(Collection entries)
——
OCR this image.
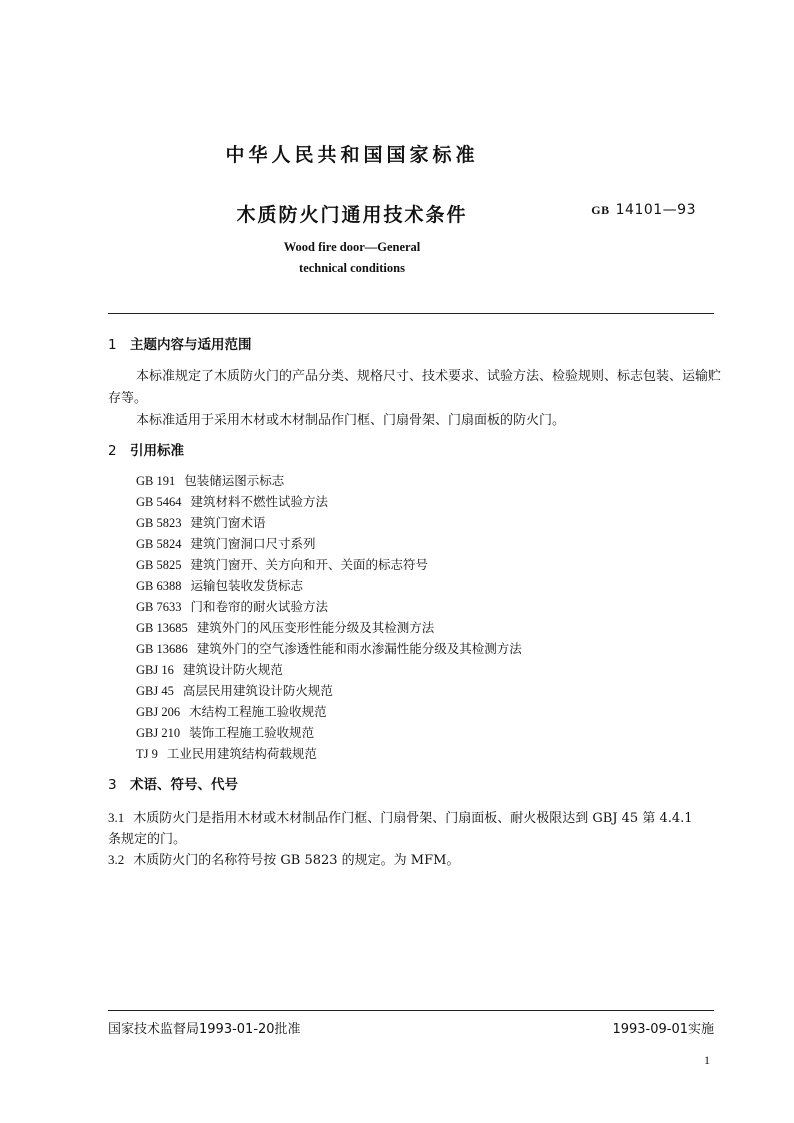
中华人民共和国国家标准
木质防火门通用技术条件	GB 14101—93
Wood fire door—General
technical conditions
1 主题内容与适用范围
本标准规定了木质防火门的产品分类、规格尺寸、技术要求、试验方法、检验规则、标志包装、运输贮
存等。
本标准适用于采用木材或木材制品作门框、门扇骨架、门扇面板的防火门。
2 引用标准
GB 191 包装储运图示标志
GB 5464 建筑材料不燃性试验方法
GB 5823 建筑门窗术语
GB 5824 建筑门窗洞口尺寸系列
GB 5825 建筑门窗开、关方向和开、关面的标志符号
GB 6388 运输包装收发货标志
GB 7633 门和卷帘的耐火试验方法
GB 13685 建筑外门的风压变形性能分级及其检测方法
GB 13686 建筑外门的空气渗透性能和雨水渗漏性能分级及其检测方法
GBJ 16 建筑设计防火规范
GBJ 45 高层民用建筑设计防火规范
GBJ 206 木结构工程施工验收规范
GBJ 210 装饰工程施工验收规范
TJ 9 工业民用建筑结构荷载规范
3 术语、符号、代号
3.1 木质防火门是指用木材或木材制品作门框、门扇骨架、门扇面板、耐火极限达到 GBJ 45 第 4.4.1
条规定的门。
3.2 木质防火门的名称符号按 GB 5823 的规定。为 MFM。
国家技术监督局1993-01-20批准	1993-09-01实施
1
——
Quote all the lines above exactly as given. Do not include the pictures.

The result:
OCR this image.
中华人民共和国国家标准
木质防火门通用技术条件	GB 14101—93
Wood fire door—General
technical conditions
1 主题内容与适用范围
本标准规定了木质防火门的产品分类、规格尺寸、技术要求、试验方法、检验规则、标志包装、运输贮
存等。
本标准适用于采用木材或木材制品作门框、门扇骨架、门扇面板的防火门。
2 引用标准
GB 191 包装储运图示标志
GB 5464 建筑材料不燃性试验方法
GB 5823 建筑门窗术语
GB 5824 建筑门窗洞口尺寸系列
GB 5825 建筑门窗开、关方向和开、关面的标志符号
GB 6388 运输包装收发货标志
GB 7633 门和卷帘的耐火试验方法
GB 13685 建筑外门的风压变形性能分级及其检测方法
GB 13686 建筑外门的空气渗透性能和雨水渗漏性能分级及其检测方法
GBJ 16 建筑设计防火规范
GBJ 45 高层民用建筑设计防火规范
GBJ 206 木结构工程施工验收规范
GBJ 210 装饰工程施工验收规范
TJ 9 工业民用建筑结构荷载规范
3 术语、符号、代号
3.1 木质防火门是指用木材或木材制品作门框、门扇骨架、门扇面板、耐火极限达到 GBJ 45 第 4.4.1
条规定的门。
3.2 木质防火门的名称符号按 GB 5823 的规定。为 MFM。
国家技术监督局1993-01-20批准	1993-09-01实施
1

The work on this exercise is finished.